_Directions for this task_. State the number of lines, and only that number, in which the word "องในว" appears.

[Begin Information supplied]

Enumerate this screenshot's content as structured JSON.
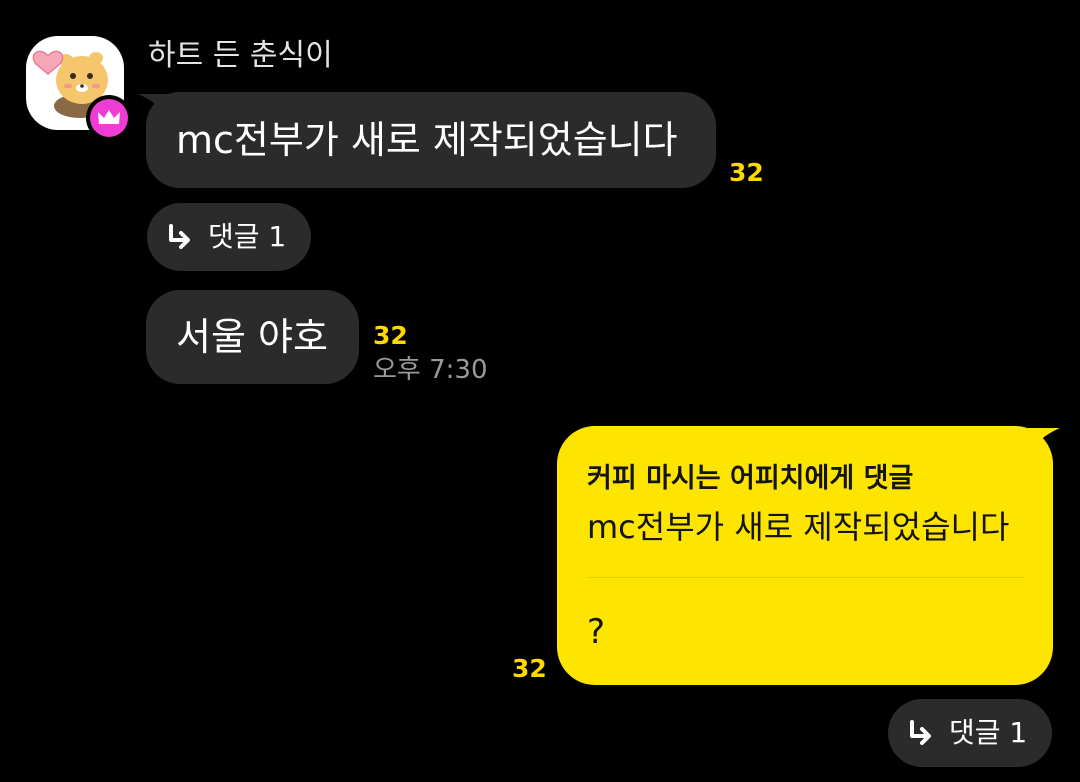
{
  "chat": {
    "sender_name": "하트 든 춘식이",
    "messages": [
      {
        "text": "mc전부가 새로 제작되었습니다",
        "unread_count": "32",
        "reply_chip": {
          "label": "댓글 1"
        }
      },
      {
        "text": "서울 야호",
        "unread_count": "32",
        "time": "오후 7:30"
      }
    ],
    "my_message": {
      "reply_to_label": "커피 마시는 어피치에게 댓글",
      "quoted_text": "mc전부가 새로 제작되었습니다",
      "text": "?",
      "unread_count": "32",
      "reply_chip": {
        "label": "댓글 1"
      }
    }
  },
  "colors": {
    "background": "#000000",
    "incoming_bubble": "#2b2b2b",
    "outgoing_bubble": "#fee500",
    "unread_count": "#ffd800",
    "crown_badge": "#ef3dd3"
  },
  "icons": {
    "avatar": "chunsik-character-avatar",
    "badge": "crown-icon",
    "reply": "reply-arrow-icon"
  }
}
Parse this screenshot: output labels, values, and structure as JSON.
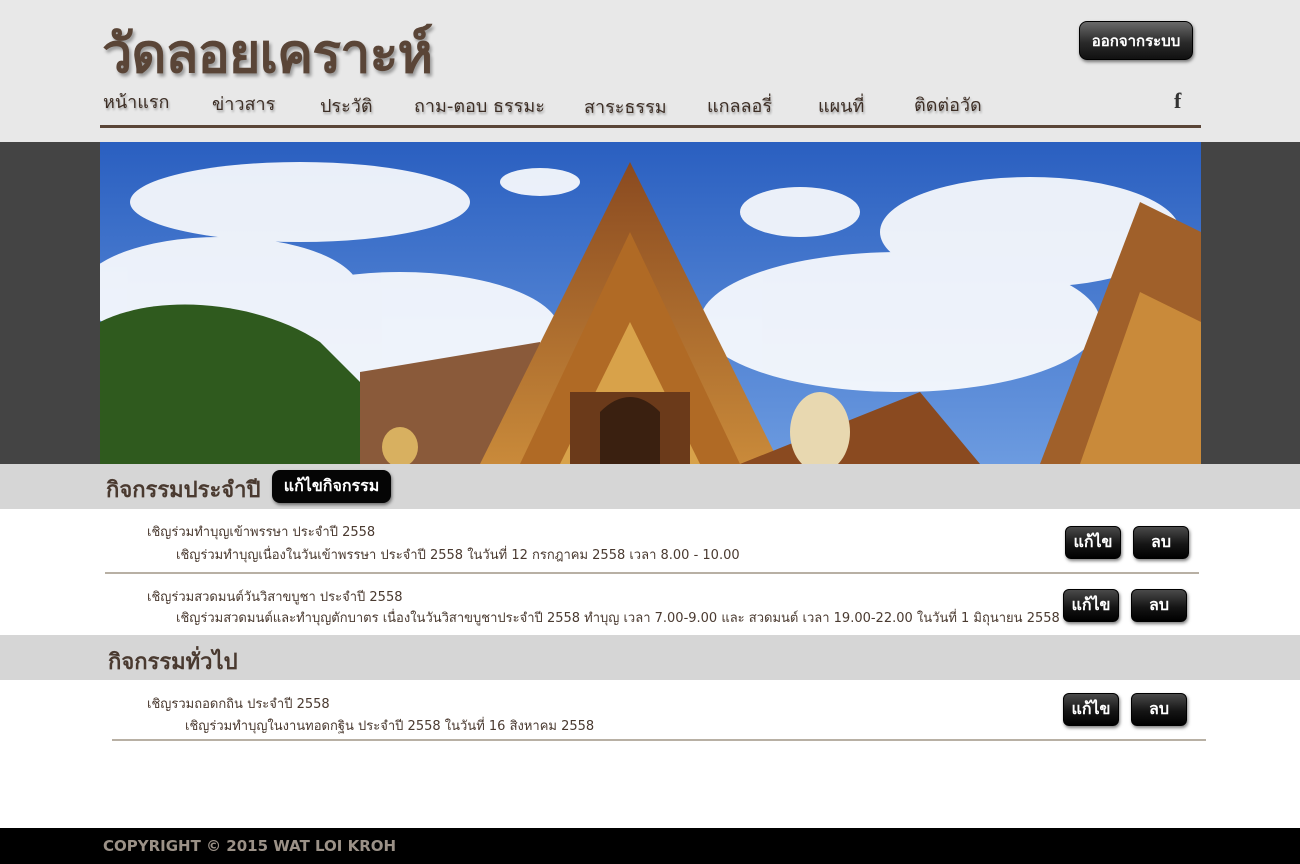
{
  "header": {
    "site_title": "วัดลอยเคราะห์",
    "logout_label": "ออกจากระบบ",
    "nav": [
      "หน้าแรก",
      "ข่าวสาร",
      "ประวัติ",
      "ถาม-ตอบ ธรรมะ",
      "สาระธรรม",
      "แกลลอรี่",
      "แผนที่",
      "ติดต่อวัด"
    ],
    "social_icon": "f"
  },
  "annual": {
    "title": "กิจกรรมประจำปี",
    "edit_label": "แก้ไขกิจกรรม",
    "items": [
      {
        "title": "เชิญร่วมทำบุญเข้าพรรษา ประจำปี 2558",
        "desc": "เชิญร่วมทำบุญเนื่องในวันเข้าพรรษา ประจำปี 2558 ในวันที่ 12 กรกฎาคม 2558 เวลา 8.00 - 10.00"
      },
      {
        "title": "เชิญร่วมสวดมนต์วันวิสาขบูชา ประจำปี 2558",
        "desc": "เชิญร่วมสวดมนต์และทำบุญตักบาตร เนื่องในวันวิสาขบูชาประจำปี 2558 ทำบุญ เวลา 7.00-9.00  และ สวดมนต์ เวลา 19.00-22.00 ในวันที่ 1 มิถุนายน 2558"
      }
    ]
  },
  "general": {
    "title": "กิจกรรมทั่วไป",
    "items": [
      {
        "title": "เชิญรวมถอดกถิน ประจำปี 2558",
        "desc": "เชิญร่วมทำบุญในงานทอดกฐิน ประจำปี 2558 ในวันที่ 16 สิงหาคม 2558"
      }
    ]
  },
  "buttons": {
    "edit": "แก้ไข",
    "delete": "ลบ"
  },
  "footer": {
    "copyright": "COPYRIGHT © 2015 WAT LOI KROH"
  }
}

[End Information supplied]
[Begin Information supplied]

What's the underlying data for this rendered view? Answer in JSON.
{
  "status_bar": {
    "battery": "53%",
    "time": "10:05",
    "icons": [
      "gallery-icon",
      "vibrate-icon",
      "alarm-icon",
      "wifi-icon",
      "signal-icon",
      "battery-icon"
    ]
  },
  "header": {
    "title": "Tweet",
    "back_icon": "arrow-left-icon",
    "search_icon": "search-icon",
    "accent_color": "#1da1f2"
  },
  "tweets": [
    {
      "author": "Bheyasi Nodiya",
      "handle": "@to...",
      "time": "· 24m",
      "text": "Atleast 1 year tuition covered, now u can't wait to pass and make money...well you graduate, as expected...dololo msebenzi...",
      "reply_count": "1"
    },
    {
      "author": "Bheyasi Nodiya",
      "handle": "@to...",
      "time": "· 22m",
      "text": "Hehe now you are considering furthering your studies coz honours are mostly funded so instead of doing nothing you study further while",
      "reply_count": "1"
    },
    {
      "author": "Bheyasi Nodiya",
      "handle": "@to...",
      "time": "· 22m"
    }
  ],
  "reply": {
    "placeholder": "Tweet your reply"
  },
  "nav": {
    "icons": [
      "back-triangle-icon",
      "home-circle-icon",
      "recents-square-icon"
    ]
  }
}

[End Information supplied]

_Reply to the task_. 2